:: Task requirements ::
Extract all lines that hold "this" from the records below.

:: Exercise materials ::

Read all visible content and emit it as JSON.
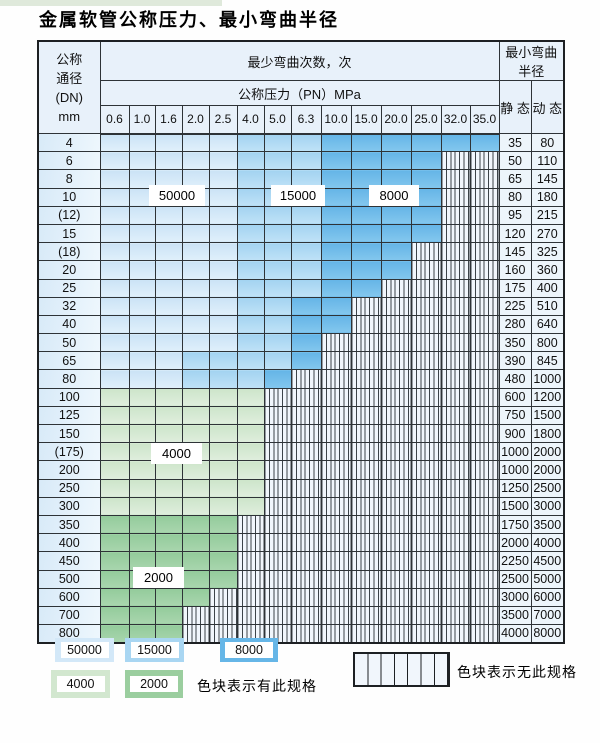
{
  "title": "金属软管公称压力、最小弯曲半径",
  "table": {
    "corner_lines": [
      "公称",
      "通径",
      "(DN)",
      "mm"
    ],
    "bend_header": "最少弯曲次数，次",
    "pressure_header": "公称压力（PN）MPa",
    "radius_header": "最小弯曲半径",
    "static_label": "静 态",
    "dynamic_label": "动 态",
    "pressure_cols": [
      "0.6",
      "1.0",
      "1.6",
      "2.0",
      "2.5",
      "4.0",
      "5.0",
      "6.3",
      "10.0",
      "15.0",
      "20.0",
      "25.0",
      "32.0",
      "35.0"
    ],
    "rows": [
      {
        "dn": "4",
        "grade": "blue",
        "end": 13,
        "med": 5,
        "dark": 8,
        "static": "35",
        "dynamic": "80"
      },
      {
        "dn": "6",
        "grade": "blue",
        "end": 11,
        "med": 5,
        "dark": 8,
        "static": "50",
        "dynamic": "110"
      },
      {
        "dn": "8",
        "grade": "blue",
        "end": 11,
        "med": 5,
        "dark": 8,
        "static": "65",
        "dynamic": "145"
      },
      {
        "dn": "10",
        "grade": "blue",
        "end": 11,
        "med": 5,
        "dark": 8,
        "static": "80",
        "dynamic": "180"
      },
      {
        "dn": "(12)",
        "grade": "blue",
        "end": 11,
        "med": 5,
        "dark": 8,
        "static": "95",
        "dynamic": "215"
      },
      {
        "dn": "15",
        "grade": "blue",
        "end": 11,
        "med": 5,
        "dark": 8,
        "static": "120",
        "dynamic": "270"
      },
      {
        "dn": "(18)",
        "grade": "blue",
        "end": 10,
        "med": 5,
        "dark": 8,
        "static": "145",
        "dynamic": "325"
      },
      {
        "dn": "20",
        "grade": "blue",
        "end": 10,
        "med": 5,
        "dark": 8,
        "static": "160",
        "dynamic": "360"
      },
      {
        "dn": "25",
        "grade": "blue",
        "end": 9,
        "med": 5,
        "dark": 8,
        "static": "175",
        "dynamic": "400"
      },
      {
        "dn": "32",
        "grade": "blue",
        "end": 8,
        "med": 5,
        "dark": 7,
        "static": "225",
        "dynamic": "510"
      },
      {
        "dn": "40",
        "grade": "blue",
        "end": 8,
        "med": 5,
        "dark": 7,
        "static": "280",
        "dynamic": "640"
      },
      {
        "dn": "50",
        "grade": "blue",
        "end": 7,
        "med": 5,
        "dark": 7,
        "static": "350",
        "dynamic": "800"
      },
      {
        "dn": "65",
        "grade": "blue",
        "end": 7,
        "med": 3,
        "dark": 7,
        "static": "390",
        "dynamic": "845"
      },
      {
        "dn": "80",
        "grade": "blue",
        "end": 6,
        "med": 3,
        "dark": 6,
        "static": "480",
        "dynamic": "1000"
      },
      {
        "dn": "100",
        "grade": "green-light",
        "end": 5,
        "static": "600",
        "dynamic": "1200"
      },
      {
        "dn": "125",
        "grade": "green-light",
        "end": 5,
        "static": "750",
        "dynamic": "1500"
      },
      {
        "dn": "150",
        "grade": "green-light",
        "end": 5,
        "static": "900",
        "dynamic": "1800"
      },
      {
        "dn": "(175)",
        "grade": "green-light",
        "end": 5,
        "static": "1000",
        "dynamic": "2000"
      },
      {
        "dn": "200",
        "grade": "green-light",
        "end": 5,
        "static": "1000",
        "dynamic": "2000"
      },
      {
        "dn": "250",
        "grade": "green-light",
        "end": 5,
        "static": "1250",
        "dynamic": "2500"
      },
      {
        "dn": "300",
        "grade": "green-light",
        "end": 5,
        "static": "1500",
        "dynamic": "3000"
      },
      {
        "dn": "350",
        "grade": "green-mid",
        "end": 4,
        "static": "1750",
        "dynamic": "3500"
      },
      {
        "dn": "400",
        "grade": "green-mid",
        "end": 4,
        "static": "2000",
        "dynamic": "4000"
      },
      {
        "dn": "450",
        "grade": "green-mid",
        "end": 4,
        "static": "2250",
        "dynamic": "4500"
      },
      {
        "dn": "500",
        "grade": "green-mid",
        "end": 4,
        "static": "2500",
        "dynamic": "5000"
      },
      {
        "dn": "600",
        "grade": "green-mid",
        "end": 3,
        "static": "3000",
        "dynamic": "6000"
      },
      {
        "dn": "700",
        "grade": "green-mid",
        "end": 2,
        "static": "3500",
        "dynamic": "7000"
      },
      {
        "dn": "800",
        "grade": "green-mid",
        "end": 2,
        "static": "4000",
        "dynamic": "8000"
      }
    ]
  },
  "region_labels": [
    "50000",
    "15000",
    "8000",
    "4000",
    "2000"
  ],
  "legend": {
    "items": [
      {
        "value": "50000",
        "color": "#d3e8f8"
      },
      {
        "value": "15000",
        "color": "#a9d6f2"
      },
      {
        "value": "8000",
        "color": "#66b6e7"
      },
      {
        "value": "4000",
        "color": "#d2e7cf"
      },
      {
        "value": "2000",
        "color": "#9bce9f"
      }
    ],
    "has_spec_text": "色块表示有此规格",
    "no_spec_text": "色块表示无此规格"
  },
  "colors": {
    "blue_50000_a": "#cbe3f6",
    "blue_50000_b": "#e0f0fb",
    "blue_15000_a": "#a3d3f1",
    "blue_15000_b": "#bfe2f7",
    "blue_8000_a": "#65b5e7",
    "blue_8000_b": "#83c7ee",
    "green_4000_a": "#cde5ca",
    "green_4000_b": "#dfeedd",
    "green_2000_a": "#93cb9b",
    "green_2000_b": "#a9d6ae",
    "hatch_bg": "#f1f6fc",
    "hatch_line": "#3c4349",
    "header_bg": "#e8f1fa",
    "dn_bg_a": "#d8eaf8",
    "dn_bg_b": "#eef7fd",
    "value_bg": "#edf5fb",
    "border": "#2e3337",
    "outer_border": "#1d2023"
  }
}
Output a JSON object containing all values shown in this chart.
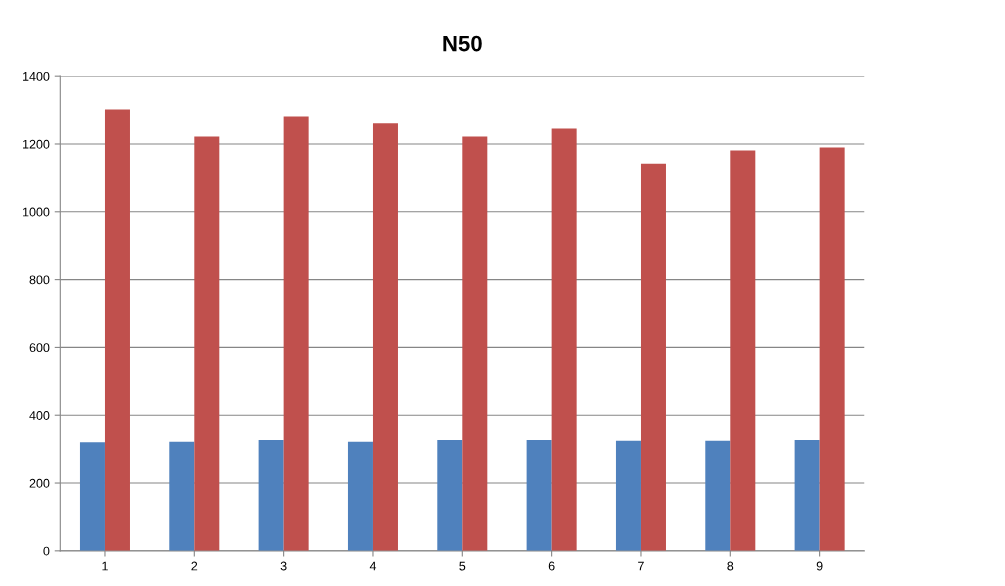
{
  "chart_data": {
    "type": "bar",
    "title": "N50",
    "categories": [
      "1",
      "2",
      "3",
      "4",
      "5",
      "6",
      "7",
      "8",
      "9"
    ],
    "series": [
      {
        "color": "#4f81bd",
        "values": [
          320,
          322,
          327,
          322,
          327,
          327,
          325,
          325,
          327
        ]
      },
      {
        "color": "#c0504d",
        "values": [
          1302,
          1222,
          1281,
          1261,
          1222,
          1246,
          1142,
          1181,
          1190
        ]
      }
    ],
    "ylim": [
      0,
      1400
    ],
    "yticks": [
      0,
      200,
      400,
      600,
      800,
      1000,
      1200,
      1400
    ],
    "grid": "y"
  }
}
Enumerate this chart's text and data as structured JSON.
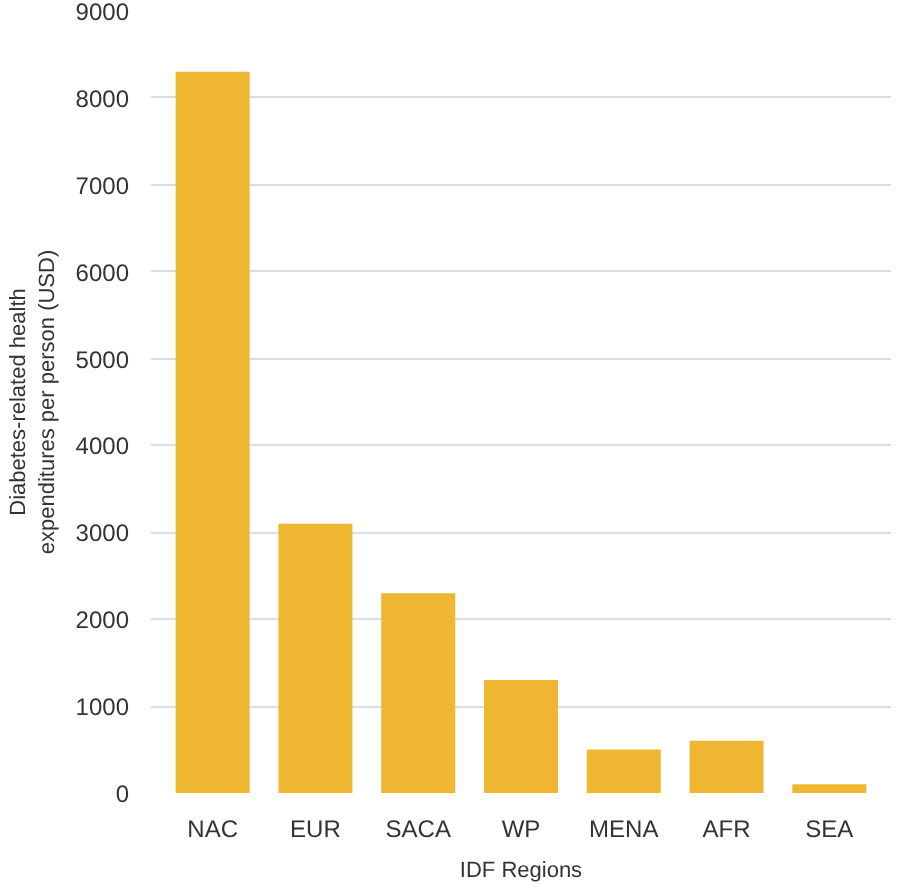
{
  "chart_data": {
    "type": "bar",
    "xlabel": "IDF Regions",
    "ylabel": "Diabetes-related health\nexpenditures per person (USD)",
    "categories": [
      "NAC",
      "EUR",
      "SACA",
      "WP",
      "MENA",
      "AFR",
      "SEA"
    ],
    "values": [
      8300,
      3100,
      2300,
      1300,
      500,
      600,
      100
    ],
    "color": "#efb731",
    "ylim": [
      0,
      9000
    ],
    "yticks": [
      0,
      1000,
      2000,
      3000,
      4000,
      5000,
      6000,
      7000,
      8000,
      9000
    ],
    "grid": "y"
  }
}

:: Task response ::
Output a JSON object containing all values shown in this chart.
Enumerate this chart's text and data as structured JSON.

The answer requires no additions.